- _Try it_
For each line below that holds "journal", return the line as it stands.

Dataset entries
• • •

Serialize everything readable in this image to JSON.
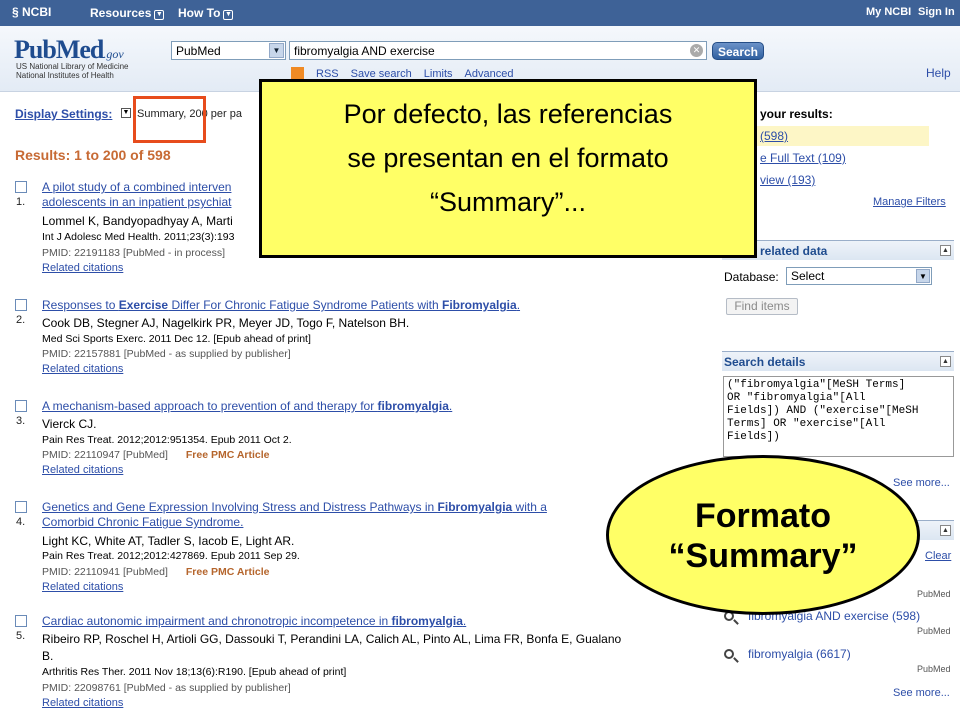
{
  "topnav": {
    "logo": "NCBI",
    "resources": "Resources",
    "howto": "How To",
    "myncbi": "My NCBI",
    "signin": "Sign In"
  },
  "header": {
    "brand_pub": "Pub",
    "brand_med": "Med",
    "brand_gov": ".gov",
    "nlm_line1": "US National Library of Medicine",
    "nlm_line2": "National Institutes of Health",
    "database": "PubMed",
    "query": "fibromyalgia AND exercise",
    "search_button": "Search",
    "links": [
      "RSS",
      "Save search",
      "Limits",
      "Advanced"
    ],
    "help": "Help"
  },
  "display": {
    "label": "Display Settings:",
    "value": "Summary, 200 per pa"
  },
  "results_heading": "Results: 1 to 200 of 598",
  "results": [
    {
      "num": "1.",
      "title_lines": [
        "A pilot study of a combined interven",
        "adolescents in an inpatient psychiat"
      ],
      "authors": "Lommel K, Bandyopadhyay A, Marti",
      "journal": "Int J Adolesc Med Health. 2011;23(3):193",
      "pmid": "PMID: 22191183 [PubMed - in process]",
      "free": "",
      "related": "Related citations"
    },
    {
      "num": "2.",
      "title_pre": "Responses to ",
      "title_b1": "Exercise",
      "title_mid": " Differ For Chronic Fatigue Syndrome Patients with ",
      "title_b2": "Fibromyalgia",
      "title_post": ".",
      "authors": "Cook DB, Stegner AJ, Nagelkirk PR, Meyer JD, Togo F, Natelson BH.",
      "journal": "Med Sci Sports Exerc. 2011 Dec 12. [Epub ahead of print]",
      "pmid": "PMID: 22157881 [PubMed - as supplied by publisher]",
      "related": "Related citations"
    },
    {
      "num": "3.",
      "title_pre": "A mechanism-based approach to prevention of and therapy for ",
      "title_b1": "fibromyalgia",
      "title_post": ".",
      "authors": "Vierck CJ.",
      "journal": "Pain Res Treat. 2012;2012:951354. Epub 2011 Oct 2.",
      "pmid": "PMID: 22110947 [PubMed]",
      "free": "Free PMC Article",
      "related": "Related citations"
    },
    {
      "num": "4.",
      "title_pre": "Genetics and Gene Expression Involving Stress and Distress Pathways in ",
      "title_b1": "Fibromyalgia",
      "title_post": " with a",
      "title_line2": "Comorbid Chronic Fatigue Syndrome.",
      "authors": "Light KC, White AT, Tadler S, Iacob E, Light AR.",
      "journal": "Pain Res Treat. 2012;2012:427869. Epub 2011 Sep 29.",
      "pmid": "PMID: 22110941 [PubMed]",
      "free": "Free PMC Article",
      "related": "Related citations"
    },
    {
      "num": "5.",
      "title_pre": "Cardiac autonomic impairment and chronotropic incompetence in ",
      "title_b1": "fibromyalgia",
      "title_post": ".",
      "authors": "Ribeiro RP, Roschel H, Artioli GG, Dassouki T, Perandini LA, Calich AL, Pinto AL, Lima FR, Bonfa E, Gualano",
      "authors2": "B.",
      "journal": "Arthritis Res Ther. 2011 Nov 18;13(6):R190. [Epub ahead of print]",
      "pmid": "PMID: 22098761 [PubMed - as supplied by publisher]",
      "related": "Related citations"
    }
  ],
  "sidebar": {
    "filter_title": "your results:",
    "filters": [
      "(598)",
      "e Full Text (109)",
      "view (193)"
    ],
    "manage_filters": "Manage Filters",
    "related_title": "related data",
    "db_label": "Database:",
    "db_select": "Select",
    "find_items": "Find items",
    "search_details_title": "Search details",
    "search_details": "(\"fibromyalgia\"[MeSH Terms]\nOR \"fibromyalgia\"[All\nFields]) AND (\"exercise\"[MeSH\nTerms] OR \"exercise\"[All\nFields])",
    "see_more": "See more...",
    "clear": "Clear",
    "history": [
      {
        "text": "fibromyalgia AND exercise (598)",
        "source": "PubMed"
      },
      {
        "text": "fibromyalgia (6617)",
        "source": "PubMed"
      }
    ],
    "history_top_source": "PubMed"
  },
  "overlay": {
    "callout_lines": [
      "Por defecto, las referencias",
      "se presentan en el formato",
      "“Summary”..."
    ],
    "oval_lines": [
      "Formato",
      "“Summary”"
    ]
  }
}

• • •

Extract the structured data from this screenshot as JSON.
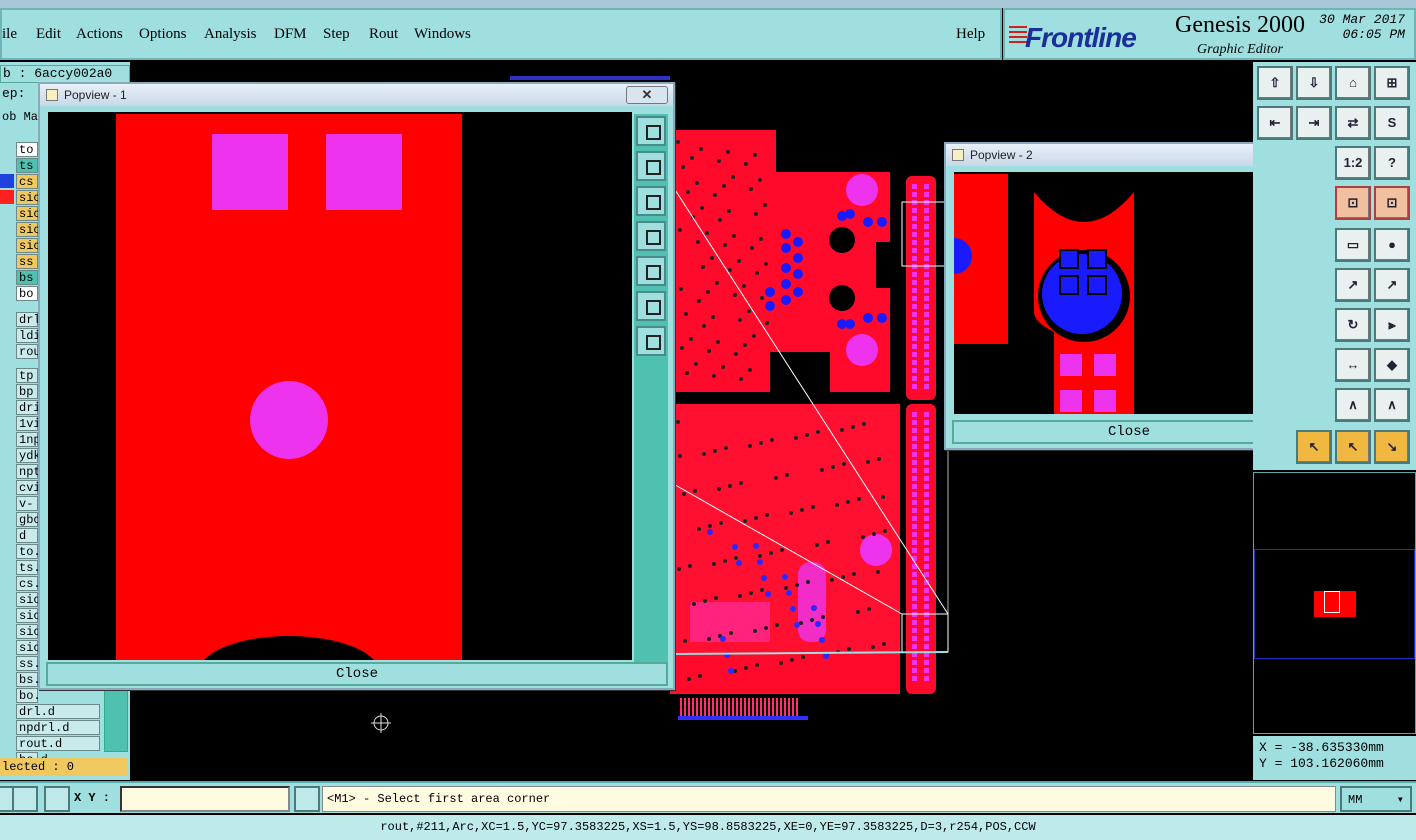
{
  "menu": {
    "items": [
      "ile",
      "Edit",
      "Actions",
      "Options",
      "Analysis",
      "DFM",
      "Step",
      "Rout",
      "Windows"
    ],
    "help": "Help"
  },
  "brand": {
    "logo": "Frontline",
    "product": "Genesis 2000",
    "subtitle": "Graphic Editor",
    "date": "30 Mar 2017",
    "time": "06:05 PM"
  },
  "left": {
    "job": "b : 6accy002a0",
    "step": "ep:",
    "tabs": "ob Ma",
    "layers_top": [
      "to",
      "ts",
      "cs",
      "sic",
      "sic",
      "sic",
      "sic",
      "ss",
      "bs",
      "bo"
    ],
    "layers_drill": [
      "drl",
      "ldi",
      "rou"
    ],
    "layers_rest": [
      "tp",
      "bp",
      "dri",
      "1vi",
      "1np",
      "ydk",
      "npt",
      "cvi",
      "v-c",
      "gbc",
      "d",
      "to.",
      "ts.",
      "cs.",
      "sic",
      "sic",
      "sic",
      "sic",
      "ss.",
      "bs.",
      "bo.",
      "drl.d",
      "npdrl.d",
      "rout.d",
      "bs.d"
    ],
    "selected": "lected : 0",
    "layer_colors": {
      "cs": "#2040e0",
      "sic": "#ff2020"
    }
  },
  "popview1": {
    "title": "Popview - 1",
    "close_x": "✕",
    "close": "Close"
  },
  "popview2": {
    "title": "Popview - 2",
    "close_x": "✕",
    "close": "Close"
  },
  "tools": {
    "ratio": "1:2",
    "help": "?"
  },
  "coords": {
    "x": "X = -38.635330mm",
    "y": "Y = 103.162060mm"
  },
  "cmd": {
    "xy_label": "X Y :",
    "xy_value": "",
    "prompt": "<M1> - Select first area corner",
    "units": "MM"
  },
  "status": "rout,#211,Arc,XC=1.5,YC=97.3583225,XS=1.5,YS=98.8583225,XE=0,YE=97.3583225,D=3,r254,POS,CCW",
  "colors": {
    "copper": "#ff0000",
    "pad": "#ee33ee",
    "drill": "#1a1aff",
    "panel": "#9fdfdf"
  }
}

• • •

- _Task output_
      "journal": "Int J Adolesc Med Health. 2011;23(3):193",
      "journal": "Med Sci Sports Exerc. 2011 Dec 12. [Epub ahead of print]",
      "journal": "Pain Res Treat. 2012;2012:951354. Epub 2011 Oct 2.",
      "journal": "Pain Res Treat. 2012;2012:427869. Epub 2011 Sep 29.",
      "journal": "Arthritis Res Ther. 2011 Nov 18;13(6):R190. [Epub ahead of print]",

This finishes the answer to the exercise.